Problems to work on |
a. According to the multisensory learning text, why has the learning styles approach not gained widespread support from scientists?
b. Reproduce the multisensory learning text beginning at the words "Reports suggest the" and stopping after "coherent mental perception.", with "daily life" swapped for "everyday life".
c. Write the next part of the multisensory learning text, continuing after its last sentence.
+++ Text to read
= Multisensory learning =

Learning with the use of more than one sense

Multisensory learning is the assumption that individuals learn better if they are taught using more than one sense (modality). The senses usually employed in multisensory learning are visual, auditory, kinesthetic, and tactile – VAKT (i.e. seeing, hearing, doing, and touching). Other senses might include smell, taste and balance (e.g. making vegetable soup or riding a bicycle).

Multisensory learning is different from learning styles which is the assumption that people can be classified according to their learning style (audio, visual or kinesthetic). However, critics of learning styles say there is no consistent evidence that identifying an individual student's learning style and teaching for that style will produce better outcomes. Consequently, learning styles has not received widespread support from scientists, nor has it proven to be effective in the classroom. (Note: Sources:) A 2025 meta-analysis explored the distinction between learning styles and learning strategies, concluding that we should not perpetuate the myths and unsupported claims about learning styles. Instead, educators should focus more on learning strategies that "can foster a more robust and flexible learning environment by emphasizing critical thinking, self-regulation, and meaningful engagement with content". (For more on this see learning styles.)

Reports suggest the human brain has evolved to process multisensory signals, making it more natural than unisensory processing. Recent research has made clear that multisensory processing of information is part of daily life, whereby the brain integrates the information from different modalities (senses) into a coherent mental perception.
++++++
+++ Supplied data
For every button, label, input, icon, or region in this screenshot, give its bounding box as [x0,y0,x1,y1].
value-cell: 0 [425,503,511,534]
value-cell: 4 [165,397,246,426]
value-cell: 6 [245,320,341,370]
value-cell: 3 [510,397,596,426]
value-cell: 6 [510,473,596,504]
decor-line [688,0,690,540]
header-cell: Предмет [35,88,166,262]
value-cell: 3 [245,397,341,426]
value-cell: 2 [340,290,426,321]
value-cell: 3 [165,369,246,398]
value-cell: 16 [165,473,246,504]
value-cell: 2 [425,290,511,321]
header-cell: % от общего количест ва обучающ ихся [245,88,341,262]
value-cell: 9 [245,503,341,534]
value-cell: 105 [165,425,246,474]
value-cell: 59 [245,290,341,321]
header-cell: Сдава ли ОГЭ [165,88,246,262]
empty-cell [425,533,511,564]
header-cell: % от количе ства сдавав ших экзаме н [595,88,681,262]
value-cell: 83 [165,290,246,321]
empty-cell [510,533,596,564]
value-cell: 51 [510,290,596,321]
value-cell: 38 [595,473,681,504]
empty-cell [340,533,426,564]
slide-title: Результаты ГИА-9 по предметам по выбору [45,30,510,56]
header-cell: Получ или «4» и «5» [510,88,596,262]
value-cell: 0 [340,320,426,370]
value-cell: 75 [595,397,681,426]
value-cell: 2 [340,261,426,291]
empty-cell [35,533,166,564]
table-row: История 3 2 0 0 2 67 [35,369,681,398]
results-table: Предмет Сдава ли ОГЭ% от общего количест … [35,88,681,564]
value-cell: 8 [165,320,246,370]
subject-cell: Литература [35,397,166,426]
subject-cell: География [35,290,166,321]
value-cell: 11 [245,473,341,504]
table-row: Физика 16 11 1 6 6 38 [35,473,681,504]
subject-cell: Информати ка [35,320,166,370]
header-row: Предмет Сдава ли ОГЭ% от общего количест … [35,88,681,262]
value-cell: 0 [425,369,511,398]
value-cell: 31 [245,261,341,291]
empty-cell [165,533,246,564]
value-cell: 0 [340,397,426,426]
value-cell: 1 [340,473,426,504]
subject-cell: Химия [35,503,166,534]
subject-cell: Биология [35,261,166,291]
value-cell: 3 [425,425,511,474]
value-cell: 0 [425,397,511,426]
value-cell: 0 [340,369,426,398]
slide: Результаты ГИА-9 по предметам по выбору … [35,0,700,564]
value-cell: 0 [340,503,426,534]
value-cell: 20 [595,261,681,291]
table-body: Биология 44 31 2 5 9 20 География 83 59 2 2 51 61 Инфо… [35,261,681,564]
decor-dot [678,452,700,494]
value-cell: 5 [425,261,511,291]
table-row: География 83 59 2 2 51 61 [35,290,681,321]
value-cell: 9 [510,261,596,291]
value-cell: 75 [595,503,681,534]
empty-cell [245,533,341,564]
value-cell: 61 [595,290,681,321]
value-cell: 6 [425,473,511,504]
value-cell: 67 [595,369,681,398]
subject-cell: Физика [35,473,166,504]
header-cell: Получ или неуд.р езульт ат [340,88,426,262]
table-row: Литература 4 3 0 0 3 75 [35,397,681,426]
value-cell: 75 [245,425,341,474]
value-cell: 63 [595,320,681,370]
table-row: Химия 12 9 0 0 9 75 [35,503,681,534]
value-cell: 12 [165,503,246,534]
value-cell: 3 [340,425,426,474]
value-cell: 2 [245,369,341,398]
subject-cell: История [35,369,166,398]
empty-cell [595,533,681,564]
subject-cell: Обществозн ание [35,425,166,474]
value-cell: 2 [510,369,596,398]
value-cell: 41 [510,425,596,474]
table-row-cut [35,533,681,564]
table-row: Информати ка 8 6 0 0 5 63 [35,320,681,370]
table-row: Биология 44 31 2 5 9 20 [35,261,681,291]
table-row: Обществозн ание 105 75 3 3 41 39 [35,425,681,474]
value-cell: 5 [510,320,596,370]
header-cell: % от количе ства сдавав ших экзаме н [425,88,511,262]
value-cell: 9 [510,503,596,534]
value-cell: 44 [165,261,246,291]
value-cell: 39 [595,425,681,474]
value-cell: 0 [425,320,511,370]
++++++
Results for each task |
a. Critics of learning styles say there is no consistent evidence that identifying a student's learning style and teaching to that style produces better outcomes. Consequently, the approach has not won broad scientific support or proven effective in the classroom.

b.
Reports suggest the human brain has evolved to process multisensory signals, making it more natural than unisensory processing. Recent research has made clear that multisensory processing of information is part of everyday life, whereby the brain integrates the information from different modalities (senses) into a coherent mental perception.

c.
== Benefits, effectiveness, and limitations ==

Some studies conclude that the benefits of multisensory learning are greatest if the senses are engaged concurrently (see Multisensory integration) and the instruction is direct (explicit) and systematic (see Pre-attentive processing § Multisensory integration). However, some neurologists question whether more is "actually better for learners who are struggling". The rationale is that learners with developmental disorders may have impairments in cognitive control, planning, and attention, so multisensory integration might place additional demands on systems that are already straining. Consequently, it is suggested that it may be better to narrow the alternatives to one that works. Other studies suggest that multisensory integration only develops optimally by middle childhood (i.e. eight years of age or older).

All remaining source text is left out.